• AVAILABLE DATA
* BEGIN *

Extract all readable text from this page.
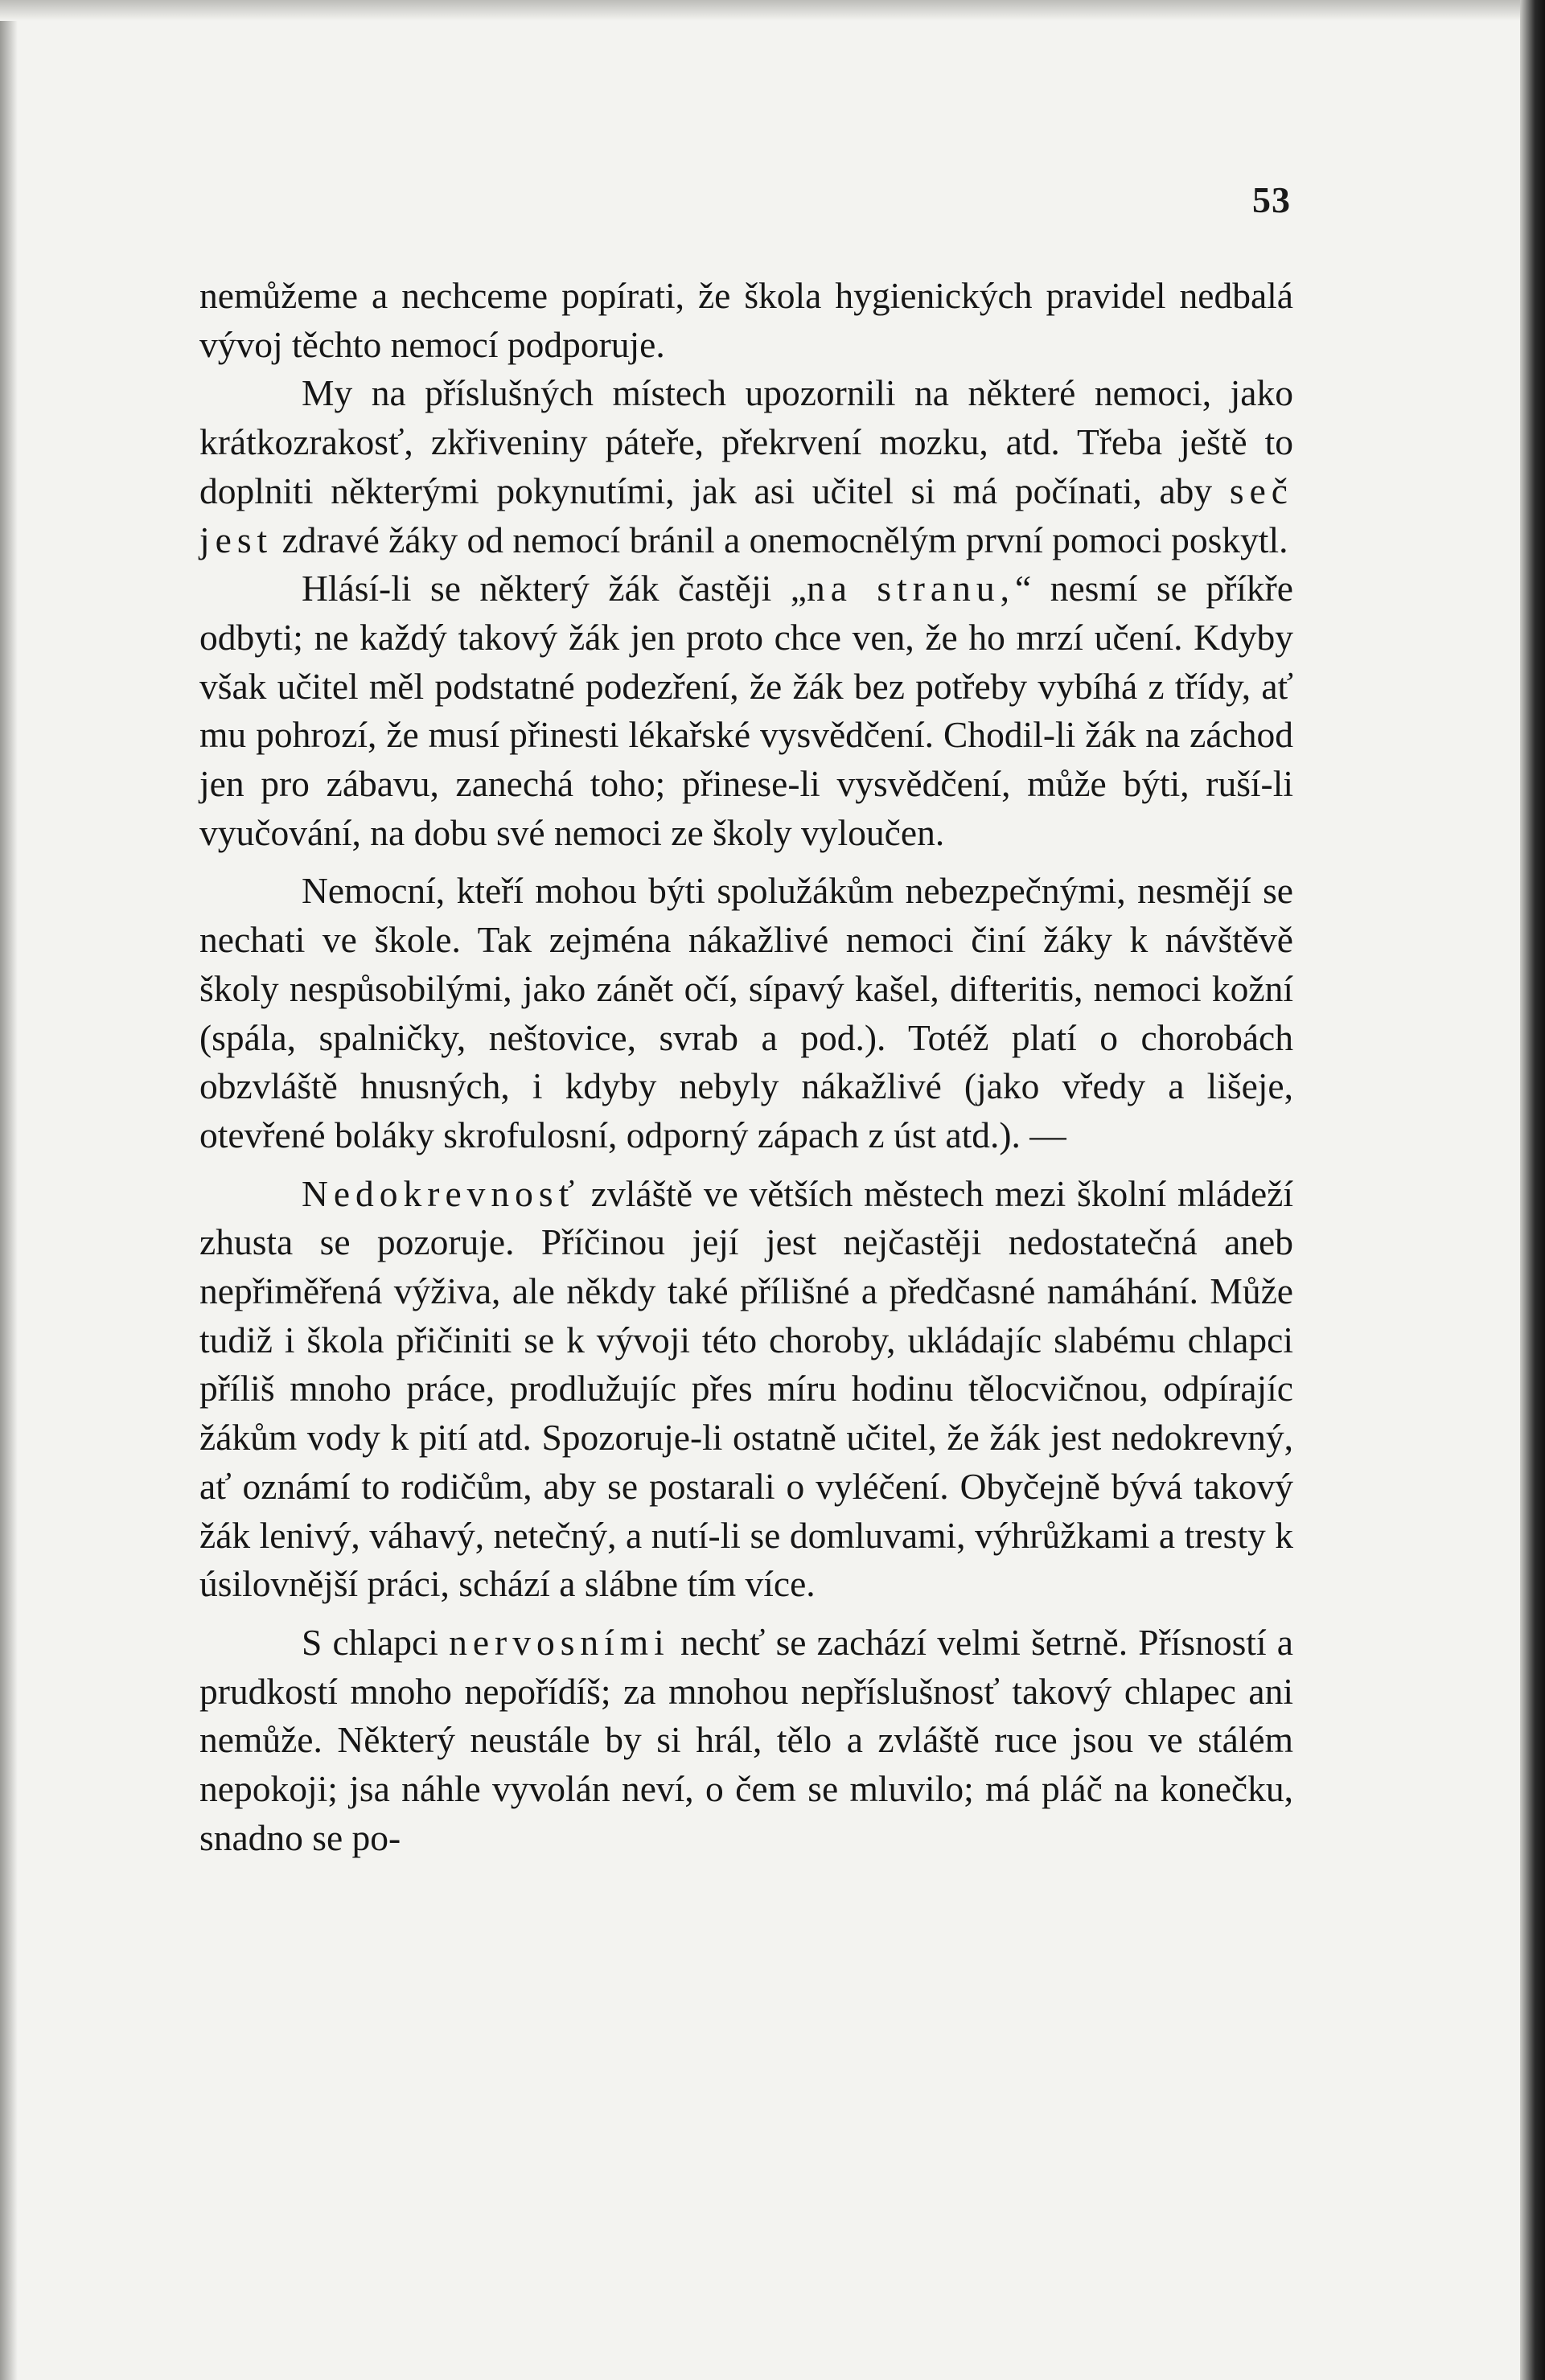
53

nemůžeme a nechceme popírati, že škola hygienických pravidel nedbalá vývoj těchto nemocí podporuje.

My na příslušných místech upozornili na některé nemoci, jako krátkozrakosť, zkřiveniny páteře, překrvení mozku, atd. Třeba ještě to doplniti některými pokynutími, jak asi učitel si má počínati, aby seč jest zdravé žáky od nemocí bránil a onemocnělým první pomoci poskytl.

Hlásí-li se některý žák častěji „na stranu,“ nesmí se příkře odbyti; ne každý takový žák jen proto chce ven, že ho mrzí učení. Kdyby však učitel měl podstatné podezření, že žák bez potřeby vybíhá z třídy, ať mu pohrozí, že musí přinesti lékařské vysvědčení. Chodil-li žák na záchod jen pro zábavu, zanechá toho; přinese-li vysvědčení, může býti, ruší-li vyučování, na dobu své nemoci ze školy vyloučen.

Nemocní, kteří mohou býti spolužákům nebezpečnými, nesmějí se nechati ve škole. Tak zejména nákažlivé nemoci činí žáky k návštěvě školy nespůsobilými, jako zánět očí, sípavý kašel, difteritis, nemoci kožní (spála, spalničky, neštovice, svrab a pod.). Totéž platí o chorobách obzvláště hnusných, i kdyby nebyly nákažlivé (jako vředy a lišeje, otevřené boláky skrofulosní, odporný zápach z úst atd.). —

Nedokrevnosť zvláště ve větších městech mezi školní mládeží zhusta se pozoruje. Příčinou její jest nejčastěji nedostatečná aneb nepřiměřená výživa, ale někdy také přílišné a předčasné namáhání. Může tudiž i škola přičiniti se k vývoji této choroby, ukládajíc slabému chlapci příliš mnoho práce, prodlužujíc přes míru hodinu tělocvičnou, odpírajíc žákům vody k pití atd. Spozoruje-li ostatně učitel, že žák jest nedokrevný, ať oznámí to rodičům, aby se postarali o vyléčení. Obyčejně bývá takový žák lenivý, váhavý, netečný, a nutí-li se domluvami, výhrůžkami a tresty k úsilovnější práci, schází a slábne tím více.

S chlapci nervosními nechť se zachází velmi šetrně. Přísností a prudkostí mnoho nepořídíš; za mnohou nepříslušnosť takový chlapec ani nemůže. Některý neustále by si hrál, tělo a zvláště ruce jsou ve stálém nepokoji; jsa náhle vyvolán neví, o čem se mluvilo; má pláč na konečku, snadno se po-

* END *

• GIVEN EXERCISE
Reproduce every record word for word. The copy must contain no pictures.

• SOLUTION TO THIS EXERCISE
Extract all readable text from this page.
53

nemůžeme a nechceme popírati, že škola hygienických pravidel nedbalá vývoj těchto nemocí podporuje.

My na příslušných místech upozornili na některé nemoci, jako krátkozrakosť, zkřiveniny páteře, překrvení mozku, atd. Třeba ještě to doplniti některými pokynutími, jak asi učitel si má počínati, aby seč jest zdravé žáky od nemocí bránil a onemocnělým první pomoci poskytl.

Hlásí-li se některý žák častěji „na stranu,“ nesmí se příkře odbyti; ne každý takový žák jen proto chce ven, že ho mrzí učení. Kdyby však učitel měl podstatné podezření, že žák bez potřeby vybíhá z třídy, ať mu pohrozí, že musí přinesti lékařské vysvědčení. Chodil-li žák na záchod jen pro zábavu, zanechá toho; přinese-li vysvědčení, může býti, ruší-li vyučování, na dobu své nemoci ze školy vyloučen.

Nemocní, kteří mohou býti spolužákům nebezpečnými, nesmějí se nechati ve škole. Tak zejména nákažlivé nemoci činí žáky k návštěvě školy nespůsobilými, jako zánět očí, sípavý kašel, difteritis, nemoci kožní (spála, spalničky, neštovice, svrab a pod.). Totéž platí o chorobách obzvláště hnusných, i kdyby nebyly nákažlivé (jako vředy a lišeje, otevřené boláky skrofulosní, odporný zápach z úst atd.). —

Nedokrevnosť zvláště ve větších městech mezi školní mládeží zhusta se pozoruje. Příčinou její jest nejčastěji nedostatečná aneb nepřiměřená výživa, ale někdy také přílišné a předčasné namáhání. Může tudiž i škola přičiniti se k vývoji této choroby, ukládajíc slabému chlapci příliš mnoho práce, prodlužujíc přes míru hodinu tělocvičnou, odpírajíc žákům vody k pití atd. Spozoruje-li ostatně učitel, že žák jest nedokrevný, ať oznámí to rodičům, aby se postarali o vyléčení. Obyčejně bývá takový žák lenivý, váhavý, netečný, a nutí-li se domluvami, výhrůžkami a tresty k úsilovnější práci, schází a slábne tím více.

S chlapci nervosními nechť se zachází velmi šetrně. Přísností a prudkostí mnoho nepořídíš; za mnohou nepříslušnosť takový chlapec ani nemůže. Některý neustále by si hrál, tělo a zvláště ruce jsou ve stálém nepokoji; jsa náhle vyvolán neví, o čem se mluvilo; má pláč na konečku, snadno se po-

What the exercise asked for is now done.